[Coordinate annotation records]
#####

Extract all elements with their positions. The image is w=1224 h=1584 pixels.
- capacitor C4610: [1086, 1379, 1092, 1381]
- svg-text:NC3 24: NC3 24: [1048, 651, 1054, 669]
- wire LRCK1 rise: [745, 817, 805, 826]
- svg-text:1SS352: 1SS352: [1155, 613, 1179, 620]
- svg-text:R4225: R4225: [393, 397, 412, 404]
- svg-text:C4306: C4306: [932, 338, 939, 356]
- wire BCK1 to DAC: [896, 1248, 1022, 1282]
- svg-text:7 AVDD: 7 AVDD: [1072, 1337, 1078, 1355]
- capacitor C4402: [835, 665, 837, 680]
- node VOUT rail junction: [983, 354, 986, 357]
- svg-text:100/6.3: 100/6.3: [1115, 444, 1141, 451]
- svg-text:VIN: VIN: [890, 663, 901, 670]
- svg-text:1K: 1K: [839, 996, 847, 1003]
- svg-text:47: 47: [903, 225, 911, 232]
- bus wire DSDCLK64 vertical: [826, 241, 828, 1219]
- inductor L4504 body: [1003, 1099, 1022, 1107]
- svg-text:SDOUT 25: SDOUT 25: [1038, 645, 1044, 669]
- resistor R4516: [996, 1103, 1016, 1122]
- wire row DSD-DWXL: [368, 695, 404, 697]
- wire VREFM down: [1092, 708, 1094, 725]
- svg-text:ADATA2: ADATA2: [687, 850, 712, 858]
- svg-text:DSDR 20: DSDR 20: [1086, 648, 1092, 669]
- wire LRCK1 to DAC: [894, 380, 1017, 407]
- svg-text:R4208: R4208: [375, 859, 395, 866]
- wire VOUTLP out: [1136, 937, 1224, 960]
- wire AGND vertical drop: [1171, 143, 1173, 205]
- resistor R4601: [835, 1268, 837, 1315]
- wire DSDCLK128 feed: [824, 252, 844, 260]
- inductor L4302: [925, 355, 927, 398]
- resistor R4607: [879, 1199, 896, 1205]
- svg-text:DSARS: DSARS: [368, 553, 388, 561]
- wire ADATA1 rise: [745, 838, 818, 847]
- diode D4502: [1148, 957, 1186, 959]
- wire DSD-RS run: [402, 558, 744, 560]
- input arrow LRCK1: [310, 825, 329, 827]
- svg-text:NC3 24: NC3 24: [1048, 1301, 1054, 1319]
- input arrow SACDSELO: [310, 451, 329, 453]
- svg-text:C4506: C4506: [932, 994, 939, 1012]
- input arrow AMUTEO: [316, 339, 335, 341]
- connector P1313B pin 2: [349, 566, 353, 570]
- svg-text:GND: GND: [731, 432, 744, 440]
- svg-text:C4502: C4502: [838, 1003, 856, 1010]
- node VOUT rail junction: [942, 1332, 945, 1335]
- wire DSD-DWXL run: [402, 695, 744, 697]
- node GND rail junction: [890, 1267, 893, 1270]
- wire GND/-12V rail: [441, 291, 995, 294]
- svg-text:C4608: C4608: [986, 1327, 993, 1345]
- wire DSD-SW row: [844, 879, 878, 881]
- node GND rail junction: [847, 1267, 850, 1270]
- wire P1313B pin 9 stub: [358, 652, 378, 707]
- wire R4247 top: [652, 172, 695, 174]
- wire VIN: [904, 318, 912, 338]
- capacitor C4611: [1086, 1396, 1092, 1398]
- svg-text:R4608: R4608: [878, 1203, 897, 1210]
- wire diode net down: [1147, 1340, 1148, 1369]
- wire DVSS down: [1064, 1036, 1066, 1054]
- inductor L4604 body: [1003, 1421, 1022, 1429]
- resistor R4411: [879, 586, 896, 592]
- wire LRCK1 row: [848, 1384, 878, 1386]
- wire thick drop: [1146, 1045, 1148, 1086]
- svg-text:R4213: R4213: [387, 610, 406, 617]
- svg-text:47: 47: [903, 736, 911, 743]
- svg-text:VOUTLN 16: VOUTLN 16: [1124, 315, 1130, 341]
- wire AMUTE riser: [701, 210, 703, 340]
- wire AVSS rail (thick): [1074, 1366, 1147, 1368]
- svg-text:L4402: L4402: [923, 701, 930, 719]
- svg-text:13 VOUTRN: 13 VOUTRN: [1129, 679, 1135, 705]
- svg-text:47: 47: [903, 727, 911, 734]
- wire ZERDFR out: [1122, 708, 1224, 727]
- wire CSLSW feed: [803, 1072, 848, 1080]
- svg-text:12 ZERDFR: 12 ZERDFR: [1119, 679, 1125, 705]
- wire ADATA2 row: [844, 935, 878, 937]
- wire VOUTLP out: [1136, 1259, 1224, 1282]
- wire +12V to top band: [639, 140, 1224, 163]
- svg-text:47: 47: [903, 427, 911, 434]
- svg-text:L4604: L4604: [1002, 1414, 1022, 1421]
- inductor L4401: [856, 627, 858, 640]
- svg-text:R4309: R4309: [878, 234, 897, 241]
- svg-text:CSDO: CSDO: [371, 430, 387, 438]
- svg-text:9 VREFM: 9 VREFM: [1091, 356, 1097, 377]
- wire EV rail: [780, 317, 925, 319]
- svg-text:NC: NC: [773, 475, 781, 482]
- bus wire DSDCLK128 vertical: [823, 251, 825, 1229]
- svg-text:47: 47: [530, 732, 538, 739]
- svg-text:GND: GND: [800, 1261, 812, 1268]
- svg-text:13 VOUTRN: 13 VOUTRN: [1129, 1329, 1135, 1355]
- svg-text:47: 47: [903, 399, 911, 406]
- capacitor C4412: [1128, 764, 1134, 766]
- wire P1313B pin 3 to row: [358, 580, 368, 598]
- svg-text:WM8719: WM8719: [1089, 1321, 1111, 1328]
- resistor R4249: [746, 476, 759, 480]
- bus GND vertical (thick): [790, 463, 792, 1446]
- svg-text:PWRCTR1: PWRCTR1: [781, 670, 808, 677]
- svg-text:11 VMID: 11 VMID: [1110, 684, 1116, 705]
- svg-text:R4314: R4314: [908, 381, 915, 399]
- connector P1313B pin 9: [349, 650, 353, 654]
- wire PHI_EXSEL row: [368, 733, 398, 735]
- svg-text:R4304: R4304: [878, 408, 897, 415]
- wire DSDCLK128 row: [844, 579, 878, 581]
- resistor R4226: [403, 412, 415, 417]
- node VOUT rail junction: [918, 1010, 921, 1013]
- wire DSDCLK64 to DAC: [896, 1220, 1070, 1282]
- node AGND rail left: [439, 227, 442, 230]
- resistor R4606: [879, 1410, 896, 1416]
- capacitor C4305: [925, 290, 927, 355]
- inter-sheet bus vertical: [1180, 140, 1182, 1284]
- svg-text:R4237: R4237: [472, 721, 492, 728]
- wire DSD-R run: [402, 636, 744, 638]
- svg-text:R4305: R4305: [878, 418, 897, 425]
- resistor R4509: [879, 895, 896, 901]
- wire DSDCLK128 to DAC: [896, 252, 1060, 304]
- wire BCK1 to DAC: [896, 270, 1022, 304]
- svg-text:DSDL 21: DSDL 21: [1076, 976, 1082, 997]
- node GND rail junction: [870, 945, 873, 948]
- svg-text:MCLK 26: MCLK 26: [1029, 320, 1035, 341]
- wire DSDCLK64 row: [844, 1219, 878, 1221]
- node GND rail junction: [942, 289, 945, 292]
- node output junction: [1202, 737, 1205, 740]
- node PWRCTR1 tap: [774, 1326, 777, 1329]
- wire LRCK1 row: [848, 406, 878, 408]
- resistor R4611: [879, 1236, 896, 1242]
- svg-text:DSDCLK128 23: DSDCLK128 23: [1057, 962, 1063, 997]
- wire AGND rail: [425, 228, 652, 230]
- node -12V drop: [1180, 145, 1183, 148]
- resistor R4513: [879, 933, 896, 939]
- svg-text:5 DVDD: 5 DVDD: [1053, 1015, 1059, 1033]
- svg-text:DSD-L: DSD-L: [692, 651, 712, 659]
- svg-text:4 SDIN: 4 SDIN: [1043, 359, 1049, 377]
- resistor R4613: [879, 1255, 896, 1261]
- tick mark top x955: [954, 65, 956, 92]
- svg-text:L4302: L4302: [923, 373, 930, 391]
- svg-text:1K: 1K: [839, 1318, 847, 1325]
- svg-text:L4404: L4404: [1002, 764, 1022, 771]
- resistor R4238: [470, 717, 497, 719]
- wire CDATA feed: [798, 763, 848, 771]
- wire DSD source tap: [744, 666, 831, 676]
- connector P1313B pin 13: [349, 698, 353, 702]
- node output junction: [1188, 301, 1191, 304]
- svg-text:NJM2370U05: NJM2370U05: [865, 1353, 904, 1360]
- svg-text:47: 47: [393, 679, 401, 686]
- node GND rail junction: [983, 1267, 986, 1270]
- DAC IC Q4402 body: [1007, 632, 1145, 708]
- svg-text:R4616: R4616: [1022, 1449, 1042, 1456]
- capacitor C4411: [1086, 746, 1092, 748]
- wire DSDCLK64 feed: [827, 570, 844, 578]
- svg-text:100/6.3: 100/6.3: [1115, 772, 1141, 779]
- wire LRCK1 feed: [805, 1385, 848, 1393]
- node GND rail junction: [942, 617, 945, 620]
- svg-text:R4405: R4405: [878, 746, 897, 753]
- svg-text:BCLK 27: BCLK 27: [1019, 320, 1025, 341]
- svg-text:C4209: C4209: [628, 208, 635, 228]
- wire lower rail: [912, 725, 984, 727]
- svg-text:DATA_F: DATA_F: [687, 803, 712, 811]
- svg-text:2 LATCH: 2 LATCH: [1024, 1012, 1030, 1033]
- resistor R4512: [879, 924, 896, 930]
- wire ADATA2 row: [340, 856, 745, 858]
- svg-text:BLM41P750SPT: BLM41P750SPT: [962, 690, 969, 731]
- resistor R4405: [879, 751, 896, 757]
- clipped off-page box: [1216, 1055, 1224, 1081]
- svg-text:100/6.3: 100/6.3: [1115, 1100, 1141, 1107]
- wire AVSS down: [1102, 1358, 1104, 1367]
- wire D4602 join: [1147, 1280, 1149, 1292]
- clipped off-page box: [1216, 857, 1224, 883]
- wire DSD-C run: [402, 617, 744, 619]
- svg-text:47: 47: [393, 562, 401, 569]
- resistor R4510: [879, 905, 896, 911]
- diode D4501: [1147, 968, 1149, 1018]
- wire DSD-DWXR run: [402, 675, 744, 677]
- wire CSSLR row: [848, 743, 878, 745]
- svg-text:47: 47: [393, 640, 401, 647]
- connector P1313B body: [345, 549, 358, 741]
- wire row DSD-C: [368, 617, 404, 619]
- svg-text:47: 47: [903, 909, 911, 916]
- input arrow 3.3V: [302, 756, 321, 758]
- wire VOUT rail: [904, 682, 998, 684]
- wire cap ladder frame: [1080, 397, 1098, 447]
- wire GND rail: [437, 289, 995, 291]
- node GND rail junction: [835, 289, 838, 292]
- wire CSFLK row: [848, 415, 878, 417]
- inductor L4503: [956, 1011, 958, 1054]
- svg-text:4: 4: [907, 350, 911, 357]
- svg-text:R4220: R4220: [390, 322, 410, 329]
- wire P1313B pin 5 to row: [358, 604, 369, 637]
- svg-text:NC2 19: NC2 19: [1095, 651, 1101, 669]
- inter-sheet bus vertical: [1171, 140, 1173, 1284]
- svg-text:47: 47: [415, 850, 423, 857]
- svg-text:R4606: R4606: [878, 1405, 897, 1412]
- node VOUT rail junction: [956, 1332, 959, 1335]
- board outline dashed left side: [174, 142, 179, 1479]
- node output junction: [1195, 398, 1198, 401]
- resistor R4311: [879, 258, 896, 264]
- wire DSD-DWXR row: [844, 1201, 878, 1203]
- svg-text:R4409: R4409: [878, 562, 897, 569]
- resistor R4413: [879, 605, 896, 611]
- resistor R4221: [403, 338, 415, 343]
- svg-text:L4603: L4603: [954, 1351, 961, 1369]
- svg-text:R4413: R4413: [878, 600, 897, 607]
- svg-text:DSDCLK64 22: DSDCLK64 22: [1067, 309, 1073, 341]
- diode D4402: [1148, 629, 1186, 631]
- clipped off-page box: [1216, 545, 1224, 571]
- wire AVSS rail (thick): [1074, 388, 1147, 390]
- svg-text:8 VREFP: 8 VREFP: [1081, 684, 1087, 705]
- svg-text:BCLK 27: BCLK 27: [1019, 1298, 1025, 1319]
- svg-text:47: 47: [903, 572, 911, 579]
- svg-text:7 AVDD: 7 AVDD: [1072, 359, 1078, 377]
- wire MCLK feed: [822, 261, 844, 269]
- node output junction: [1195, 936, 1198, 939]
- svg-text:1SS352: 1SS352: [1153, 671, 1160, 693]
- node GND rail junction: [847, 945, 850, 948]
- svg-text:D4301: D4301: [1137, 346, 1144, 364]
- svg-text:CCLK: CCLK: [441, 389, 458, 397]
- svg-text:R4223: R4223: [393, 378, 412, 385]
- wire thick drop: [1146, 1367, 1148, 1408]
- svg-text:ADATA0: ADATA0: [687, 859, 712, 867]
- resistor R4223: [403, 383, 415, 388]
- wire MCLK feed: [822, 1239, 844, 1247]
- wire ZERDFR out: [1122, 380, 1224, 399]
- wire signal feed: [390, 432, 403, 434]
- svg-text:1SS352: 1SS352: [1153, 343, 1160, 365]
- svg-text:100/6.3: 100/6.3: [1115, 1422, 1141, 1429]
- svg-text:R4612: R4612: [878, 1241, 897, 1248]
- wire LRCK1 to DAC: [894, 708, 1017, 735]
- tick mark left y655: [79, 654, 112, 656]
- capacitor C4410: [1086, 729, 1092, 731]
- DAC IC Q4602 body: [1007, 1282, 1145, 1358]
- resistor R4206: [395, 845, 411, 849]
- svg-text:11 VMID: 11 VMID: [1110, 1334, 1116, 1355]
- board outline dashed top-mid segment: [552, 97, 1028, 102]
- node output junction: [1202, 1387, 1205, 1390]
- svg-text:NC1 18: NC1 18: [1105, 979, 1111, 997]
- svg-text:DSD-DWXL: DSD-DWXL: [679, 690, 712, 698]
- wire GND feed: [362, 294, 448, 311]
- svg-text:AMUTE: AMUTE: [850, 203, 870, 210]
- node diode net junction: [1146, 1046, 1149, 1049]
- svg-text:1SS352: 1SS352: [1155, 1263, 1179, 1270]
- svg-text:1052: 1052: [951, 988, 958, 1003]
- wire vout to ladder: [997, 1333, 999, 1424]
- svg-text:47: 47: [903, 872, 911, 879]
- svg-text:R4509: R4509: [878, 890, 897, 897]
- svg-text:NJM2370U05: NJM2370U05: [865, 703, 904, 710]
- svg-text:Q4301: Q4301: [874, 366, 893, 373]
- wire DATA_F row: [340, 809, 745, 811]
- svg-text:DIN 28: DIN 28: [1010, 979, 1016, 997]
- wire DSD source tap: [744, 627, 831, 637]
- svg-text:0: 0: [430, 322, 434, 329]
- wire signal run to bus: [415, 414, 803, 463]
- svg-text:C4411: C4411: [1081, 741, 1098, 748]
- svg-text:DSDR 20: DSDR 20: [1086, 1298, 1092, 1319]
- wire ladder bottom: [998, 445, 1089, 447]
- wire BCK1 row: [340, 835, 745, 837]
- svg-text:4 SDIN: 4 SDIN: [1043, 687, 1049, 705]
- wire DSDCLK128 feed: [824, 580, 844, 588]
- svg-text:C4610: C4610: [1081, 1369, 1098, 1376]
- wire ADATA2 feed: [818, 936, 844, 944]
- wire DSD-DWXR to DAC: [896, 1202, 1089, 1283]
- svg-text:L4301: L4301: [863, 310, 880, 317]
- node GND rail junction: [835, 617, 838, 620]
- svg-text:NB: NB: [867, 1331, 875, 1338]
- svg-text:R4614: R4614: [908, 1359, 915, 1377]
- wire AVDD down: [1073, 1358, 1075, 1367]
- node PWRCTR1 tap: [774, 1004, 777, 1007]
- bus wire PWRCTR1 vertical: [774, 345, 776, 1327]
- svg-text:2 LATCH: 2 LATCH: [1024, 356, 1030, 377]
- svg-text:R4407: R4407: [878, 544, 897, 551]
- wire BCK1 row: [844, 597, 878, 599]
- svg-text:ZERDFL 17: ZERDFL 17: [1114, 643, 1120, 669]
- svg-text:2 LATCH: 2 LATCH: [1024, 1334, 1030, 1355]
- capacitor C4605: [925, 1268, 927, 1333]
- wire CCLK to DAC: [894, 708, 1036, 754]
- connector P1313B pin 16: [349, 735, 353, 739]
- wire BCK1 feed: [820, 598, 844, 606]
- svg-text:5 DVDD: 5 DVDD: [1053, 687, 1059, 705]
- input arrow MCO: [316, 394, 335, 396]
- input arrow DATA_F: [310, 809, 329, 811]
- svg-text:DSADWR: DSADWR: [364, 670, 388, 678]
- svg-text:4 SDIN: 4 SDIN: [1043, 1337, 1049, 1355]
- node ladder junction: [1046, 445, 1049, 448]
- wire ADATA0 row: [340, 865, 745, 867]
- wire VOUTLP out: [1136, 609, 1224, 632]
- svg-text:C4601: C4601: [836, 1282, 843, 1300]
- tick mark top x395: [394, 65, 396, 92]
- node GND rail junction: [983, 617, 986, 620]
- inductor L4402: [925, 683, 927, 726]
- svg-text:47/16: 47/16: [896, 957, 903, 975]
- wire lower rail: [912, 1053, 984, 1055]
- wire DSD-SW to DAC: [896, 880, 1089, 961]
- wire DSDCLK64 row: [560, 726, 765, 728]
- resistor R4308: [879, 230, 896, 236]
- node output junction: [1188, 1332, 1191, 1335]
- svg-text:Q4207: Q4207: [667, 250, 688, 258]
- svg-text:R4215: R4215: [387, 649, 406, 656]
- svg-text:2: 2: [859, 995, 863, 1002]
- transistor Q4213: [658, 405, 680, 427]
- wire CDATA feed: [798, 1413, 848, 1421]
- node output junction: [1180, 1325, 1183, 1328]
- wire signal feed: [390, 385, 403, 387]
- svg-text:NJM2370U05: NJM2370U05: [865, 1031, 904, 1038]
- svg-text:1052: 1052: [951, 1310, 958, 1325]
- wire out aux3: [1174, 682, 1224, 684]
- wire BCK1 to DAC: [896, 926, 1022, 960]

#####

_AIM OF THE TASK_: Select every line of the material above that contains the string "sheet", matching case exactly.

_EXERCISE ANSWER_:
- inter-sheet bus vertical: [1180, 140, 1182, 1284]
- inter-sheet bus vertical: [1171, 140, 1173, 1284]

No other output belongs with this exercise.